■ Collected data
══════

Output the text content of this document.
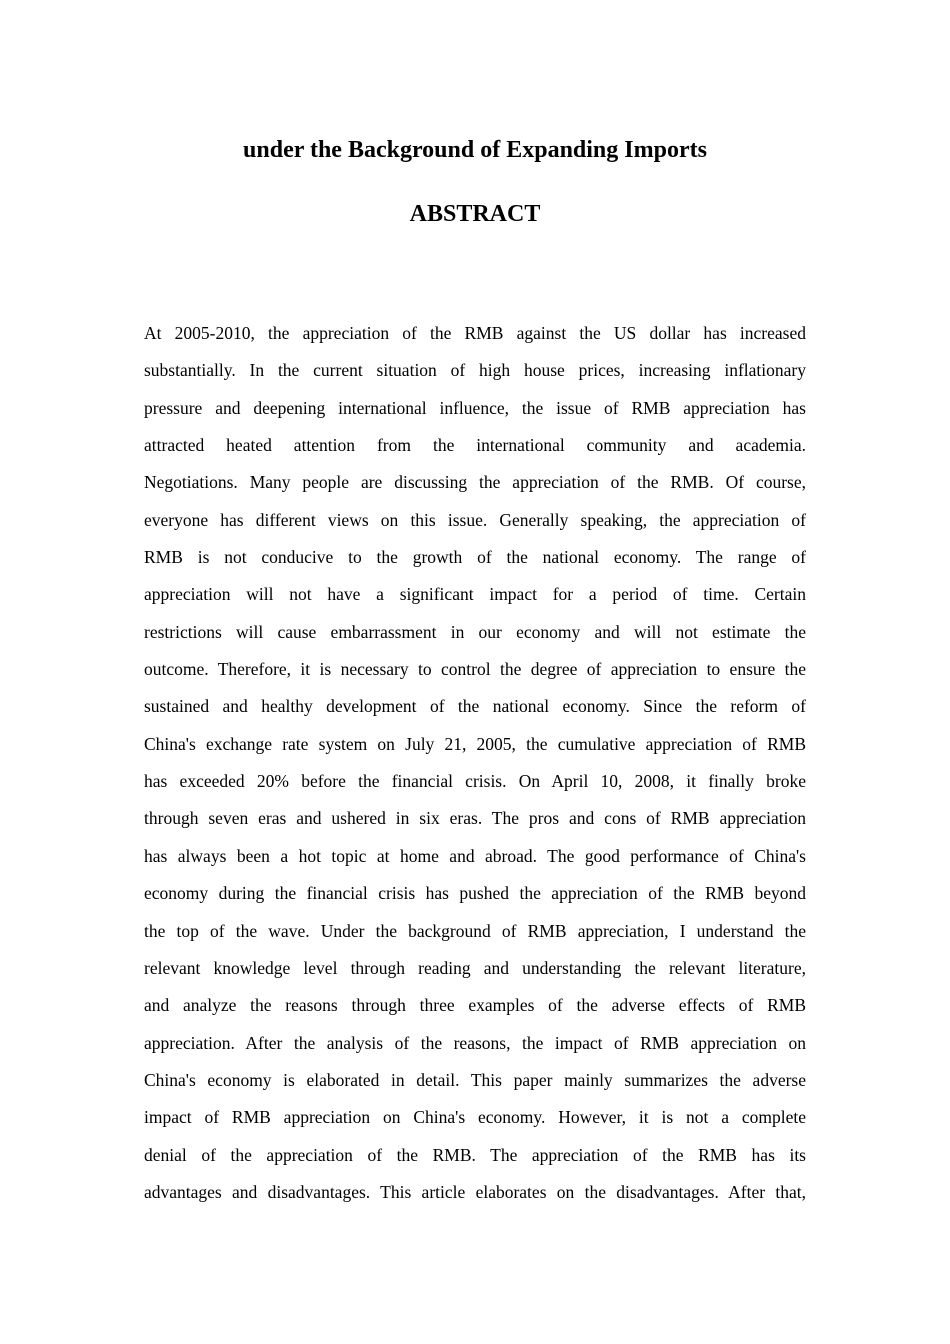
under the Background of Expanding Imports
ABSTRACT
At 2005-2010, the appreciation of the RMB against the US dollar has increased
substantially. In the current situation of high house prices, increasing inflationary
pressure and deepening international influence, the issue of RMB appreciation has
attracted heated attention from the international community and academia.
Negotiations. Many people are discussing the appreciation of the RMB. Of course,
everyone has different views on this issue. Generally speaking, the appreciation of
RMB is not conducive to the growth of the national economy. The range of
appreciation will not have a significant impact for a period of time. Certain
restrictions will cause embarrassment in our economy and will not estimate the
outcome. Therefore, it is necessary to control the degree of appreciation to ensure the
sustained and healthy development of the national economy. Since the reform of
China's exchange rate system on July 21, 2005, the cumulative appreciation of RMB
has exceeded 20% before the financial crisis. On April 10, 2008, it finally broke
through seven eras and ushered in six eras. The pros and cons of RMB appreciation
has always been a hot topic at home and abroad. The good performance of China's
economy during the financial crisis has pushed the appreciation of the RMB beyond
the top of the wave. Under the background of RMB appreciation, I understand the
relevant knowledge level through reading and understanding the relevant literature,
and analyze the reasons through three examples of the adverse effects of RMB
appreciation. After the analysis of the reasons, the impact of RMB appreciation on
China's economy is elaborated in detail. This paper mainly summarizes the adverse
impact of RMB appreciation on China's economy. However, it is not a complete
denial of the appreciation of the RMB. The appreciation of the RMB has its
advantages and disadvantages. This article elaborates on the disadvantages. After that,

══════

■ What this task involves
Transcribe every record above exactly as written, leaving out any pictures.

■ Result
Output the text content of this document.
under the Background of Expanding Imports
ABSTRACT
At 2005-2010, the appreciation of the RMB against the US dollar has increased
substantially. In the current situation of high house prices, increasing inflationary
pressure and deepening international influence, the issue of RMB appreciation has
attracted heated attention from the international community and academia.
Negotiations. Many people are discussing the appreciation of the RMB. Of course,
everyone has different views on this issue. Generally speaking, the appreciation of
RMB is not conducive to the growth of the national economy. The range of
appreciation will not have a significant impact for a period of time. Certain
restrictions will cause embarrassment in our economy and will not estimate the
outcome. Therefore, it is necessary to control the degree of appreciation to ensure the
sustained and healthy development of the national economy. Since the reform of
China's exchange rate system on July 21, 2005, the cumulative appreciation of RMB
has exceeded 20% before the financial crisis. On April 10, 2008, it finally broke
through seven eras and ushered in six eras. The pros and cons of RMB appreciation
has always been a hot topic at home and abroad. The good performance of China's
economy during the financial crisis has pushed the appreciation of the RMB beyond
the top of the wave. Under the background of RMB appreciation, I understand the
relevant knowledge level through reading and understanding the relevant literature,
and analyze the reasons through three examples of the adverse effects of RMB
appreciation. After the analysis of the reasons, the impact of RMB appreciation on
China's economy is elaborated in detail. This paper mainly summarizes the adverse
impact of RMB appreciation on China's economy. However, it is not a complete
denial of the appreciation of the RMB. The appreciation of the RMB has its
advantages and disadvantages. This article elaborates on the disadvantages. After that,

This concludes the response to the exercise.